### What is needed:
Write the data below out exactly as it stands. Do not include the pictures.

Dataset records:
^^^^^^^^

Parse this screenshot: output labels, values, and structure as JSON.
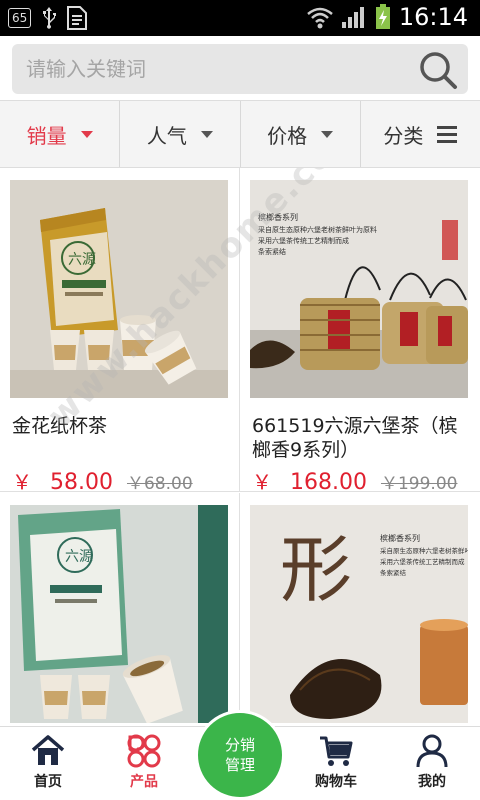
{
  "status_bar": {
    "badge": "65",
    "time": "16:14"
  },
  "search": {
    "placeholder": "请输入关键词"
  },
  "sort_tabs": [
    {
      "label": "销量",
      "active": true
    },
    {
      "label": "人气",
      "active": false
    },
    {
      "label": "价格",
      "active": false
    },
    {
      "label": "分类",
      "active": false
    }
  ],
  "products": [
    {
      "name": "金花纸杯茶",
      "currency": "￥",
      "price": "58.00",
      "old_price": "￥68.00"
    },
    {
      "name": "661519六源六堡茶（槟榔香9系列）",
      "currency": "￥",
      "price": "168.00",
      "old_price": "￥199.00"
    },
    {
      "name": "",
      "currency": "",
      "price": "",
      "old_price": ""
    },
    {
      "name": "",
      "currency": "",
      "price": "",
      "old_price": ""
    }
  ],
  "image_text": {
    "brand": "六源",
    "series_line1": "槟榔香系列",
    "series_line2": "采自原生态原种六堡老树茶鲜叶为原料",
    "series_line3": "采用六堡茶传统工艺精制而成",
    "series_line4": "条索紧结",
    "calligraphy": "形"
  },
  "bottom_nav": {
    "home": "首页",
    "products": "产品",
    "center_line1": "分销",
    "center_line2": "管理",
    "cart": "购物车",
    "mine": "我的"
  },
  "watermark": "www.hackhome.com",
  "colors": {
    "accent_red": "#e23a4a",
    "price_red": "#e0202f",
    "center_green": "#3bb54a"
  }
}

^^^^^^^^

### Output of the exercise:
Parse this screenshot: output labels, values, and structure as JSON.
{
  "status_bar": {
    "badge": "65",
    "time": "16:14"
  },
  "search": {
    "placeholder": "请输入关键词"
  },
  "sort_tabs": [
    {
      "label": "销量",
      "active": true
    },
    {
      "label": "人气",
      "active": false
    },
    {
      "label": "价格",
      "active": false
    },
    {
      "label": "分类",
      "active": false
    }
  ],
  "products": [
    {
      "name": "金花纸杯茶",
      "currency": "￥",
      "price": "58.00",
      "old_price": "￥68.00"
    },
    {
      "name": "661519六源六堡茶（槟榔香9系列）",
      "currency": "￥",
      "price": "168.00",
      "old_price": "￥199.00"
    },
    {
      "name": "",
      "currency": "",
      "price": "",
      "old_price": ""
    },
    {
      "name": "",
      "currency": "",
      "price": "",
      "old_price": ""
    }
  ],
  "image_text": {
    "brand": "六源",
    "series_line1": "槟榔香系列",
    "series_line2": "采自原生态原种六堡老树茶鲜叶为原料",
    "series_line3": "采用六堡茶传统工艺精制而成",
    "series_line4": "条索紧结",
    "calligraphy": "形"
  },
  "bottom_nav": {
    "home": "首页",
    "products": "产品",
    "center_line1": "分销",
    "center_line2": "管理",
    "cart": "购物车",
    "mine": "我的"
  },
  "watermark": "www.hackhome.com",
  "colors": {
    "accent_red": "#e23a4a",
    "price_red": "#e0202f",
    "center_green": "#3bb54a"
  }
}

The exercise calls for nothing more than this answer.